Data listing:
----------
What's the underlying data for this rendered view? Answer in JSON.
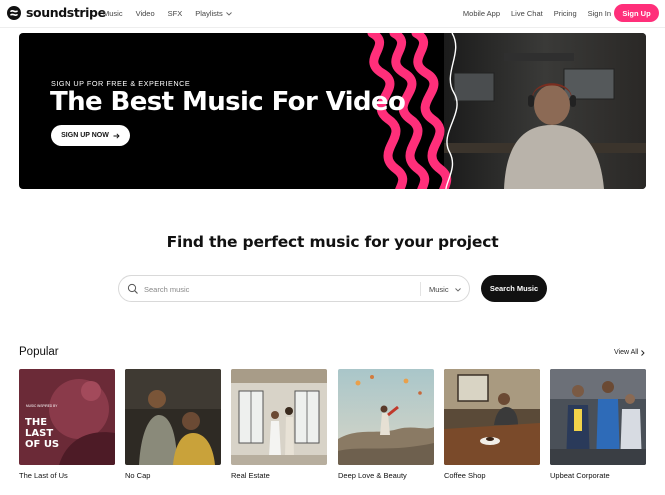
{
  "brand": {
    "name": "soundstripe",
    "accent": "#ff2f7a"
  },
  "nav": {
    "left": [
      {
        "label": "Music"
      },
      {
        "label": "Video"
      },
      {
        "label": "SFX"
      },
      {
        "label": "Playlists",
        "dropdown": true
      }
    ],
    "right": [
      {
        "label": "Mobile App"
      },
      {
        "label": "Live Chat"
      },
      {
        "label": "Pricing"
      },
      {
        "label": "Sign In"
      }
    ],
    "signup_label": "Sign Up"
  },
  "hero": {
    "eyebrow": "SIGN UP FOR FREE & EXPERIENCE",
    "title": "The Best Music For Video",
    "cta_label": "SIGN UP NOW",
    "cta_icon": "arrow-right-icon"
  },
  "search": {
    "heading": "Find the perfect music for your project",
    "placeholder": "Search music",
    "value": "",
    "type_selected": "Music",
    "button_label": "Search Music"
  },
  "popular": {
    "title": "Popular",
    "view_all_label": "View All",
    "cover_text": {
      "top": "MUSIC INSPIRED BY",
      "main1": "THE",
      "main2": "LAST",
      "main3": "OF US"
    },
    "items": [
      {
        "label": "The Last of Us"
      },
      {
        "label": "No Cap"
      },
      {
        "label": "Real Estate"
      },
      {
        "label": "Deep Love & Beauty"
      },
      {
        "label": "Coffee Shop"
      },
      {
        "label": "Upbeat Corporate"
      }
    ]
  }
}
----------
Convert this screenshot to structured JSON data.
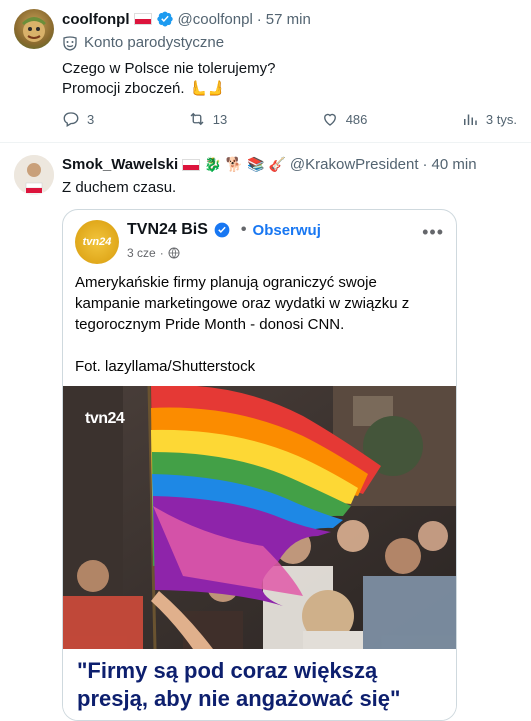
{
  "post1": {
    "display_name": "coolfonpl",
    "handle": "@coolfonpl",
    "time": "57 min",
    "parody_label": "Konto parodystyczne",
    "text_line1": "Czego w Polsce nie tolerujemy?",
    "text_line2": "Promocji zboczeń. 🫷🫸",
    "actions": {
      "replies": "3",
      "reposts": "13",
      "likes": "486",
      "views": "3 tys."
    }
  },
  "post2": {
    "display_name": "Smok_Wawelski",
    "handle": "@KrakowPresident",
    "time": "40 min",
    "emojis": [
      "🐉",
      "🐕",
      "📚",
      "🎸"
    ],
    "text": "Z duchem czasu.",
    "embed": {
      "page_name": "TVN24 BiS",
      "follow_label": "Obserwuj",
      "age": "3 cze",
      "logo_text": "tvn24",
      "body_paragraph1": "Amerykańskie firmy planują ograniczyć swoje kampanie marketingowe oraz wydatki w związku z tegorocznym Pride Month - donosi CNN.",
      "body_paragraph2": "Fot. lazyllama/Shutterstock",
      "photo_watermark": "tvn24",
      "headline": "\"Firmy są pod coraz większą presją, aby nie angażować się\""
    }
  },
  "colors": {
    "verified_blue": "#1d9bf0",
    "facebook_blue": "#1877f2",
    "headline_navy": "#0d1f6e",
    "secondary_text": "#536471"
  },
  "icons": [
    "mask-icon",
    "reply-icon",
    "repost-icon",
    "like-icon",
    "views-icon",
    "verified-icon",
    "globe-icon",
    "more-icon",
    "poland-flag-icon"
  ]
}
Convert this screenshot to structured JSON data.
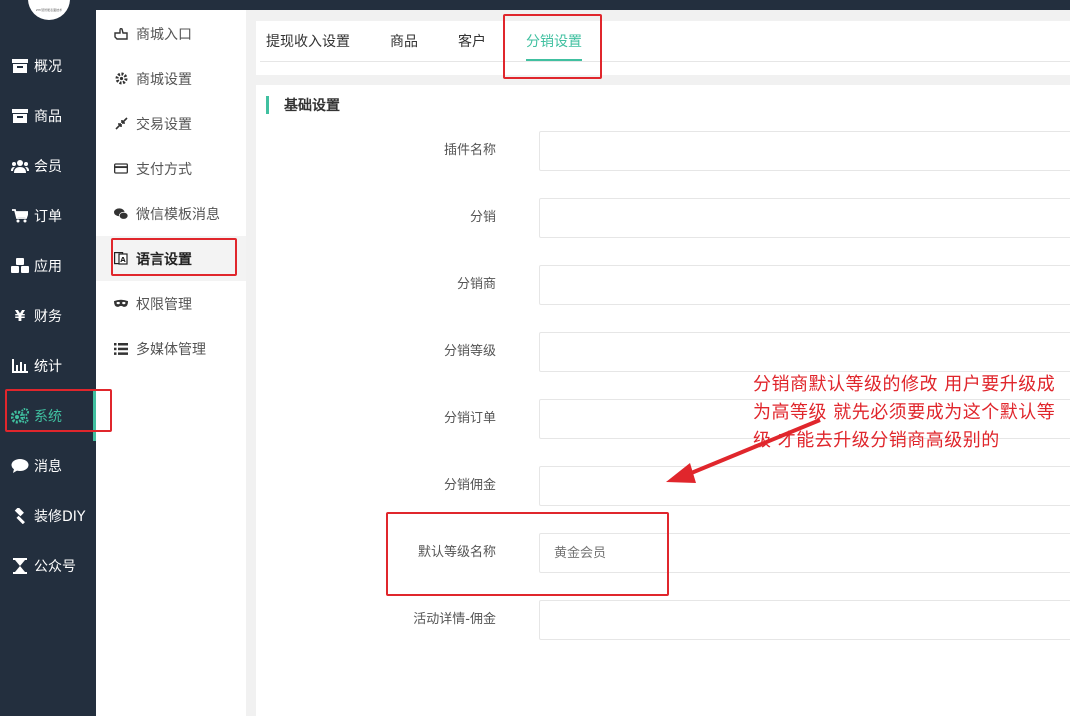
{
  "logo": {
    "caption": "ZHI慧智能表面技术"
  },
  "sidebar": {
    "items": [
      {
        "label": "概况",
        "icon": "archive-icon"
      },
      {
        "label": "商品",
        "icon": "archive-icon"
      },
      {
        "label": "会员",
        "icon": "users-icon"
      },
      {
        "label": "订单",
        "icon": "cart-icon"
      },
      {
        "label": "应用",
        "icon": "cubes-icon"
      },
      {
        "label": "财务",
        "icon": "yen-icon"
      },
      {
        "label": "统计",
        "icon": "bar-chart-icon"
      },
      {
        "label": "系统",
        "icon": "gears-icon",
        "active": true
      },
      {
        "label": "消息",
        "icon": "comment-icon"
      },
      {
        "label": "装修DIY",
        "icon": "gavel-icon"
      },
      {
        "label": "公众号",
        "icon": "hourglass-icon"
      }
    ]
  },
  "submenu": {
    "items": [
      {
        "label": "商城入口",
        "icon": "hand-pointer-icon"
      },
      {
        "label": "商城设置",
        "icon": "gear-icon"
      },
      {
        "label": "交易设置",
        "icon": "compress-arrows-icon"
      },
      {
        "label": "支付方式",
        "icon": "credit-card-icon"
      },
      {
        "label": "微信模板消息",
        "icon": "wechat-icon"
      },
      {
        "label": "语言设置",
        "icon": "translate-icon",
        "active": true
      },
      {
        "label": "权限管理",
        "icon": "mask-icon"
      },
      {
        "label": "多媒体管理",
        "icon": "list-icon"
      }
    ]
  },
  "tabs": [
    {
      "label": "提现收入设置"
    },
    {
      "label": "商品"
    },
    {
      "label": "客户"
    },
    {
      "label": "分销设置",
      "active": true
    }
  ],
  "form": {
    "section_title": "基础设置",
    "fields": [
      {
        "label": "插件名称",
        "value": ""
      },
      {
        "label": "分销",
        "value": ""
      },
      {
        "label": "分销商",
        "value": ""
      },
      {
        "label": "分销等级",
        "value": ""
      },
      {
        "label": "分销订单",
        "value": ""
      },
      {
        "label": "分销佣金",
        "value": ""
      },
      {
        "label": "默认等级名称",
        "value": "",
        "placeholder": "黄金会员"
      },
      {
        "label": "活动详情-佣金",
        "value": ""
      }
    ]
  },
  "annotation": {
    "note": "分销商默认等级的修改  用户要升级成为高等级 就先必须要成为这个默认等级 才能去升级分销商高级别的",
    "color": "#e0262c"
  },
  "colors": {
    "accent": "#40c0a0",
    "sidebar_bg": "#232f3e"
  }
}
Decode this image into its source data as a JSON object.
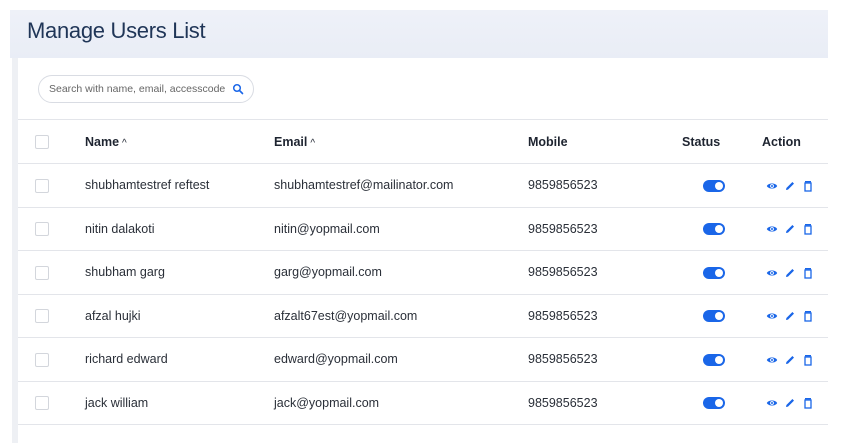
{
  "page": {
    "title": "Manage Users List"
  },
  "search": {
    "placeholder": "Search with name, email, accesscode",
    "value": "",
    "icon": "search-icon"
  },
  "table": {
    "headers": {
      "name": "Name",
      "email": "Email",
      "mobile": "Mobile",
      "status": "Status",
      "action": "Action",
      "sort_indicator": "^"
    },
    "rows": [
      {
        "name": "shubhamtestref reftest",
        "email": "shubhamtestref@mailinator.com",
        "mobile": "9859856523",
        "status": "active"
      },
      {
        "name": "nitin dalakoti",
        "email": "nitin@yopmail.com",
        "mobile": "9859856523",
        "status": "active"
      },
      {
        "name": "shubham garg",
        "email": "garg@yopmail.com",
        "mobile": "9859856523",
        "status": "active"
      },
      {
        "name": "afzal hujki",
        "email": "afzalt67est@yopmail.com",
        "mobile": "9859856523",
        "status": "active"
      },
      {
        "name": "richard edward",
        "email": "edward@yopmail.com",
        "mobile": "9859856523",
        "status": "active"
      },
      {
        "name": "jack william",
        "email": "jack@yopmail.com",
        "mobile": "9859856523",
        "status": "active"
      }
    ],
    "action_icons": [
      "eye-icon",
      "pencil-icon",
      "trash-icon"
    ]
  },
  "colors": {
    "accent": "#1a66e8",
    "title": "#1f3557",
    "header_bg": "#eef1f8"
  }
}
----------
## Short exercise
Select every line where the word "edward" occurs.

## Output for this exercise
        "name": "richard edward",
        "email": "edward@yopmail.com",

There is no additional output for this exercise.